* [Requirements]
Collect all lines below with the string "newsletter".

Extracted data entries:
—————

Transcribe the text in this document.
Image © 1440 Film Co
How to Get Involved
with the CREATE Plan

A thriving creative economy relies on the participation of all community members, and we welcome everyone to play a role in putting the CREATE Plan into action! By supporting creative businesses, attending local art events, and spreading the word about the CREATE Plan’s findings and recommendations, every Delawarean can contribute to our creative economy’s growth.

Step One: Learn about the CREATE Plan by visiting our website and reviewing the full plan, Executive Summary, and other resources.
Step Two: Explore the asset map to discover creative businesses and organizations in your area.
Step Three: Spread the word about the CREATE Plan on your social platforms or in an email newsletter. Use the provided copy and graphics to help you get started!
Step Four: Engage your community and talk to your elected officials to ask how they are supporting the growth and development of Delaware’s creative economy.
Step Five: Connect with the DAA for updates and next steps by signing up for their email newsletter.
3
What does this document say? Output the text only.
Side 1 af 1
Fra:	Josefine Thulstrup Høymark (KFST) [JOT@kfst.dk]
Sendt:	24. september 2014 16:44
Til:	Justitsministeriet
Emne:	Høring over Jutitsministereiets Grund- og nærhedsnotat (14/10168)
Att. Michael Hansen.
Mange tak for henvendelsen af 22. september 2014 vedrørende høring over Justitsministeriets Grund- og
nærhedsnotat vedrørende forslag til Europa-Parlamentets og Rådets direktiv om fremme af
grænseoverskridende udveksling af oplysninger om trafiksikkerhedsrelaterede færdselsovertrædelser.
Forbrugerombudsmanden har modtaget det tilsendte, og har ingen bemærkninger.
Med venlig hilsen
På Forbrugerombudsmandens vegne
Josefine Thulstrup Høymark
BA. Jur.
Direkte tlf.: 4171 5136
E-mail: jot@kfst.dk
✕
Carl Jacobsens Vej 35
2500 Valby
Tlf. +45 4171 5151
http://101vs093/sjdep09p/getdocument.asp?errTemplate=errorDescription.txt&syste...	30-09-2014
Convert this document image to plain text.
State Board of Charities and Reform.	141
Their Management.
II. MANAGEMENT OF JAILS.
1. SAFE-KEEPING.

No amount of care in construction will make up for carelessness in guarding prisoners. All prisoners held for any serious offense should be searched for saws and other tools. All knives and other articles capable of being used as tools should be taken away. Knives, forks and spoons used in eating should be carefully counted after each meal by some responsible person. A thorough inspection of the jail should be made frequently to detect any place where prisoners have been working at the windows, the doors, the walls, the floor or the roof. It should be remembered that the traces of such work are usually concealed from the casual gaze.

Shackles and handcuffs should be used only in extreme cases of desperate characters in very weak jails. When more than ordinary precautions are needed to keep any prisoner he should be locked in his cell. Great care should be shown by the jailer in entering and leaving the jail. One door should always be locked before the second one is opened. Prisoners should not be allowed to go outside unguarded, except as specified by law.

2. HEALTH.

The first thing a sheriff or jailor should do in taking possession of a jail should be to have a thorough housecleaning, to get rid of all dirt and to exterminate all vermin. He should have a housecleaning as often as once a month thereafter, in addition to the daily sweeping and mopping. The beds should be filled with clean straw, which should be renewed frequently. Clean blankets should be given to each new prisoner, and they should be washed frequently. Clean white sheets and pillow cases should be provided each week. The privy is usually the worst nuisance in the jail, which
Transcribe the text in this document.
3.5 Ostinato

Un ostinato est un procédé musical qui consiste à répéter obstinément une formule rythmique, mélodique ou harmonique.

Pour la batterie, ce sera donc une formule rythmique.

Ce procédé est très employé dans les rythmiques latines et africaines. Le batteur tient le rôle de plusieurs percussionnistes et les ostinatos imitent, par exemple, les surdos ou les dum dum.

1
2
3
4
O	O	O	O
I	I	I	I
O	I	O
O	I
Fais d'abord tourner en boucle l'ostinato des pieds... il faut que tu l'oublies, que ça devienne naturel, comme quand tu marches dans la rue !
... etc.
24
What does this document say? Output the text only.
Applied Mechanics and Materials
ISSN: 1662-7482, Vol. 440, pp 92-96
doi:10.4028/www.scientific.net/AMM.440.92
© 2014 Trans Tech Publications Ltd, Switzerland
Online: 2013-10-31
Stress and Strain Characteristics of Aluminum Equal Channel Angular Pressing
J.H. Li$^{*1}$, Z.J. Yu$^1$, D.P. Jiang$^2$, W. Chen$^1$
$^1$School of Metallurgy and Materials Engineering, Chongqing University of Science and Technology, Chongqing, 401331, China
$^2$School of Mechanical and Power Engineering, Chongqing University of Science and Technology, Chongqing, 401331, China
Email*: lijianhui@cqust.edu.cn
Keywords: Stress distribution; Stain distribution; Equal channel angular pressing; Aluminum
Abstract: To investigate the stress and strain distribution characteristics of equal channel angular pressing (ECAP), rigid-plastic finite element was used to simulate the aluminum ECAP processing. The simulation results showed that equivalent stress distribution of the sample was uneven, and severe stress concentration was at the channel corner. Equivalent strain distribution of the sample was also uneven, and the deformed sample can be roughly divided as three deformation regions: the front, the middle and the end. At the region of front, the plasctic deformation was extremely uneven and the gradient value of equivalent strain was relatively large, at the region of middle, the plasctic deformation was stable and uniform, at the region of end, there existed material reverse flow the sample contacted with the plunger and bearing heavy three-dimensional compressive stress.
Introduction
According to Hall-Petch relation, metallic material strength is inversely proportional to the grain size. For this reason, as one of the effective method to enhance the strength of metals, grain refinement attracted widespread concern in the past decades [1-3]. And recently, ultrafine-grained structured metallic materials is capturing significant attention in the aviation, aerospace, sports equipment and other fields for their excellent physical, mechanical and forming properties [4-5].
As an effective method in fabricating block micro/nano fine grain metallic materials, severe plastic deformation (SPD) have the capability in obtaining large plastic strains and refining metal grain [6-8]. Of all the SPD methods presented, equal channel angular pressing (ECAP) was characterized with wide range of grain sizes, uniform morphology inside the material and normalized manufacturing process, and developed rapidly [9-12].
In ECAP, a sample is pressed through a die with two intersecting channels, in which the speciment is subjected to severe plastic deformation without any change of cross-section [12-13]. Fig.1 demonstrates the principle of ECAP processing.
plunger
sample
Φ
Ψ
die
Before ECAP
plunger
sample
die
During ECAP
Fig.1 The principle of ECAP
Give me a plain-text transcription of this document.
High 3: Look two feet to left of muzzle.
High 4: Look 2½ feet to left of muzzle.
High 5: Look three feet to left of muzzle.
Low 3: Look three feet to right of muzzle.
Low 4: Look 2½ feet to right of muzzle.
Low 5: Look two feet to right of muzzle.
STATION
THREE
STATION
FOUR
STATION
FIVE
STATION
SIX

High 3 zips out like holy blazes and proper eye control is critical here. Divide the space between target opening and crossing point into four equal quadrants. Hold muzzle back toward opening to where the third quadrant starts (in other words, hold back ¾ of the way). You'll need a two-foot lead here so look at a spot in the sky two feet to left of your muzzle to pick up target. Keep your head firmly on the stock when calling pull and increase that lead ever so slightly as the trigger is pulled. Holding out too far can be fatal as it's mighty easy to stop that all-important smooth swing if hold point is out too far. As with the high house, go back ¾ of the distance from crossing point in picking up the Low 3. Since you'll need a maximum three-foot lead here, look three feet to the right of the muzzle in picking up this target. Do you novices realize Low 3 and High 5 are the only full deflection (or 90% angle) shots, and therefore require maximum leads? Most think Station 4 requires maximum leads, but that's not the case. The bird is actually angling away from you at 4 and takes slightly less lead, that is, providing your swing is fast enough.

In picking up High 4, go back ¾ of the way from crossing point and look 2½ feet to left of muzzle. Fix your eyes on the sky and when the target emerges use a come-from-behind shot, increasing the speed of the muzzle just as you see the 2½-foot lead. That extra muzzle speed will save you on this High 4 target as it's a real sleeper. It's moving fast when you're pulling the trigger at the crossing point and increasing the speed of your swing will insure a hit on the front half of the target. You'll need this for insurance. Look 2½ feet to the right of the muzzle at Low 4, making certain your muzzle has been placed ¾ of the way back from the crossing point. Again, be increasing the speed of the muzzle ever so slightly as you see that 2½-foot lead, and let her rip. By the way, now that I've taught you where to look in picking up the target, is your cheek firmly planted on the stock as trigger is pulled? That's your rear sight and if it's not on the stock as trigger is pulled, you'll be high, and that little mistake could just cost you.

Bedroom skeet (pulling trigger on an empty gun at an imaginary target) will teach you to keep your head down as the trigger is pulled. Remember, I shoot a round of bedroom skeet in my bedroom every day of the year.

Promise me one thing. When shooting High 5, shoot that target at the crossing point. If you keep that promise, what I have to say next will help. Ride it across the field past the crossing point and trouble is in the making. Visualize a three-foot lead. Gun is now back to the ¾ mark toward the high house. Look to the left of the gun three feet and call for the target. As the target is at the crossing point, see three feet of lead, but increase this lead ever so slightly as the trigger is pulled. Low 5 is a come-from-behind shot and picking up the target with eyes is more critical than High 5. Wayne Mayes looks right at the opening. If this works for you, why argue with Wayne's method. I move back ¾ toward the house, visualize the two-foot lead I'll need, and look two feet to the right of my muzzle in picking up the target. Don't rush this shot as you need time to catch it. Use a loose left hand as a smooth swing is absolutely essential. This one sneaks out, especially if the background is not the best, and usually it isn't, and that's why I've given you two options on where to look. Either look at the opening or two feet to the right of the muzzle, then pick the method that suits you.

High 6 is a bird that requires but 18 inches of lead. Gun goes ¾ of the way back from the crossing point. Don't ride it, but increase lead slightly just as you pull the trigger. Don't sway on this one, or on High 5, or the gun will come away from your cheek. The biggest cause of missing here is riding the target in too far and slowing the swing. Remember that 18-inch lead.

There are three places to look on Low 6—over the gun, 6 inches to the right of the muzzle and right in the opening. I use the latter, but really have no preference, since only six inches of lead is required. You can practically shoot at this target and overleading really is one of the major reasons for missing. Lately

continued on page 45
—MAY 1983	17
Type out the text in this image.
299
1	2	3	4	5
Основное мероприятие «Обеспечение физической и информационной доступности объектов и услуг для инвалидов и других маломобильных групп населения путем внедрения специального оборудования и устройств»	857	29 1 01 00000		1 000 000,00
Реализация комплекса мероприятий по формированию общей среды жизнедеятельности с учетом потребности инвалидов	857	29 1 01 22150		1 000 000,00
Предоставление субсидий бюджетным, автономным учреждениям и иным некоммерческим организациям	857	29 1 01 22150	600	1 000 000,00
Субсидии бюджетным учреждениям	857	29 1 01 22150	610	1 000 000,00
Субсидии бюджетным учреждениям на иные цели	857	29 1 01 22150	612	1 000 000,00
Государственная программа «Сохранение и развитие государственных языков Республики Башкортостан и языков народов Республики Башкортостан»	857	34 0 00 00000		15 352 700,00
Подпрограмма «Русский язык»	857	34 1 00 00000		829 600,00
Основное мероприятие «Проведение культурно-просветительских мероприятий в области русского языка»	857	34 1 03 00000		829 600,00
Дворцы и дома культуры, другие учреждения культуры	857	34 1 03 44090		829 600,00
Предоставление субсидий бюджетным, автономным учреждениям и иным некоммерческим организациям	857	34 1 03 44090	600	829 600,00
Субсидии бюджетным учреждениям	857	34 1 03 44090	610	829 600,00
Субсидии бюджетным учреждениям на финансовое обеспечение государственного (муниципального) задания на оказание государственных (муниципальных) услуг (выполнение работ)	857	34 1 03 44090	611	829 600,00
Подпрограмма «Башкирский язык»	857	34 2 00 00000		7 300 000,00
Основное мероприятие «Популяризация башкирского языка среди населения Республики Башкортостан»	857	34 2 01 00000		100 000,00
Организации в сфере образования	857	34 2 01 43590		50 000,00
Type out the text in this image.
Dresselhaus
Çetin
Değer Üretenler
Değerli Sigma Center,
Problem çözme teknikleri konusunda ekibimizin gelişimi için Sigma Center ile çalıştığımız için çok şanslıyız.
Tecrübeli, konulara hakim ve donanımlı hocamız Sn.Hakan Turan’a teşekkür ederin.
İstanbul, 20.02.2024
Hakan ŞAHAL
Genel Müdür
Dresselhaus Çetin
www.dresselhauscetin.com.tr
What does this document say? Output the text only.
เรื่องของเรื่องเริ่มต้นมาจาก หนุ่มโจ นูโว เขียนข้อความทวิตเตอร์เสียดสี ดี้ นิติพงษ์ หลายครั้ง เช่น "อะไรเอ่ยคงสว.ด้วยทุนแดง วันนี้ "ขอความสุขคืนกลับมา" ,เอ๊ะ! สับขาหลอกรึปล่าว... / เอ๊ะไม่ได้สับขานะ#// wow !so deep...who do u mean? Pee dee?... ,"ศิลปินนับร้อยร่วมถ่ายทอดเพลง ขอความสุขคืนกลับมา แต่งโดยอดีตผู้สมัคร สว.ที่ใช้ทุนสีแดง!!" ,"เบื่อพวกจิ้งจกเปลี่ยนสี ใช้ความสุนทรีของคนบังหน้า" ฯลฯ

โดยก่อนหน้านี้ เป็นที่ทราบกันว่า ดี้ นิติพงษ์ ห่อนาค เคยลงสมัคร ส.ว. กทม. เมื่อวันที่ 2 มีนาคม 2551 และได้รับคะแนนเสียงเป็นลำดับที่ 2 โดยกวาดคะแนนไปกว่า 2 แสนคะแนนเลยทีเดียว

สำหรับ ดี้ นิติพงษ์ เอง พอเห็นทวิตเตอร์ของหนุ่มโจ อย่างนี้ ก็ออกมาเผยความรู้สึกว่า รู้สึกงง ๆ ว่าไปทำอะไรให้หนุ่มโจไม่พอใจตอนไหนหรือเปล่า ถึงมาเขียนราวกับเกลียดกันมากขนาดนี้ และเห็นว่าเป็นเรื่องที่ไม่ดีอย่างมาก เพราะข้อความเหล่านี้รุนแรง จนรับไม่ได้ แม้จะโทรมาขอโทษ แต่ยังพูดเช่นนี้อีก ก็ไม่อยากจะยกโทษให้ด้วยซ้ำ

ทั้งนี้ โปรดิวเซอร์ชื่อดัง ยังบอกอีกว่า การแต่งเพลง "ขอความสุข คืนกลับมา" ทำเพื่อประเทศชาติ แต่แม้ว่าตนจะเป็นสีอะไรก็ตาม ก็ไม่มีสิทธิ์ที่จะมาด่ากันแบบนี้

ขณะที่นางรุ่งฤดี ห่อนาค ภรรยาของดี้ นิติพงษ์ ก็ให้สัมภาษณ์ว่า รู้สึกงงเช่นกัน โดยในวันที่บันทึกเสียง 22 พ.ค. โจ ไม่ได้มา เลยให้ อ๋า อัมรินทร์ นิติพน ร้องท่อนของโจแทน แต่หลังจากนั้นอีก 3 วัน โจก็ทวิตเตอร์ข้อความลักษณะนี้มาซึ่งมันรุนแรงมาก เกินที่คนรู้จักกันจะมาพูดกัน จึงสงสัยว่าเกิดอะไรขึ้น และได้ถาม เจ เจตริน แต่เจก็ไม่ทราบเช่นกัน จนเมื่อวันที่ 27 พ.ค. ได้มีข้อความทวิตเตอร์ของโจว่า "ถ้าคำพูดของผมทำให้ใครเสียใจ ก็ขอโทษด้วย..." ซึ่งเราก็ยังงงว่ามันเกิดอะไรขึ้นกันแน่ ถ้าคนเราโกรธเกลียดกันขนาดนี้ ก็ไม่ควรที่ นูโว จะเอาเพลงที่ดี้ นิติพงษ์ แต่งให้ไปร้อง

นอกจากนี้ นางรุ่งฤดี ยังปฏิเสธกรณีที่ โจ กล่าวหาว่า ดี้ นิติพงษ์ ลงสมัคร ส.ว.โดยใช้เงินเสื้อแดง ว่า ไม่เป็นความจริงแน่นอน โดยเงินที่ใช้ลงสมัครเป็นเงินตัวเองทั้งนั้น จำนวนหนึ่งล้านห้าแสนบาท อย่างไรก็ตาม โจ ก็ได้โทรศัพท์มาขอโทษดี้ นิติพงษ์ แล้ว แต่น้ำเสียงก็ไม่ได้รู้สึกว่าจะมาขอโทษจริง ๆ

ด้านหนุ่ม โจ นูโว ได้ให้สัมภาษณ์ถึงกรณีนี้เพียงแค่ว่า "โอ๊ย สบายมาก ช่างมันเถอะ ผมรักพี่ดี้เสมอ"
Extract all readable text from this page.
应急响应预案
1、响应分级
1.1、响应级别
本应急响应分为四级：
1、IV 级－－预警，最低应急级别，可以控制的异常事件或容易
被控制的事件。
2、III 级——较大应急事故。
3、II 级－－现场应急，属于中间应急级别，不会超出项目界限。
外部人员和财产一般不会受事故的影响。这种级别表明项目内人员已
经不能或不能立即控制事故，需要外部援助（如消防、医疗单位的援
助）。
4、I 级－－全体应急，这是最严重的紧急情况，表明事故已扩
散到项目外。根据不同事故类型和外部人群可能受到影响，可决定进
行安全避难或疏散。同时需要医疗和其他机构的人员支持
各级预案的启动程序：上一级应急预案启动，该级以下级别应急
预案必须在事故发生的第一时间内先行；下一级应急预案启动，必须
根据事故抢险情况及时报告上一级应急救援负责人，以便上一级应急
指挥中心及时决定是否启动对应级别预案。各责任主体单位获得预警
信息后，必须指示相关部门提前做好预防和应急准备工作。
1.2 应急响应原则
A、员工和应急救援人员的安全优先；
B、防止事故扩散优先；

—————

* [Answer to this problem]
Step Three: Spread the word about the CREATE Plan on your social platforms or in an email newsletter. Use the provided copy and graphics to help you get started!
Step Five: Connect with the DAA for updates and next steps by signing up for their email newsletter.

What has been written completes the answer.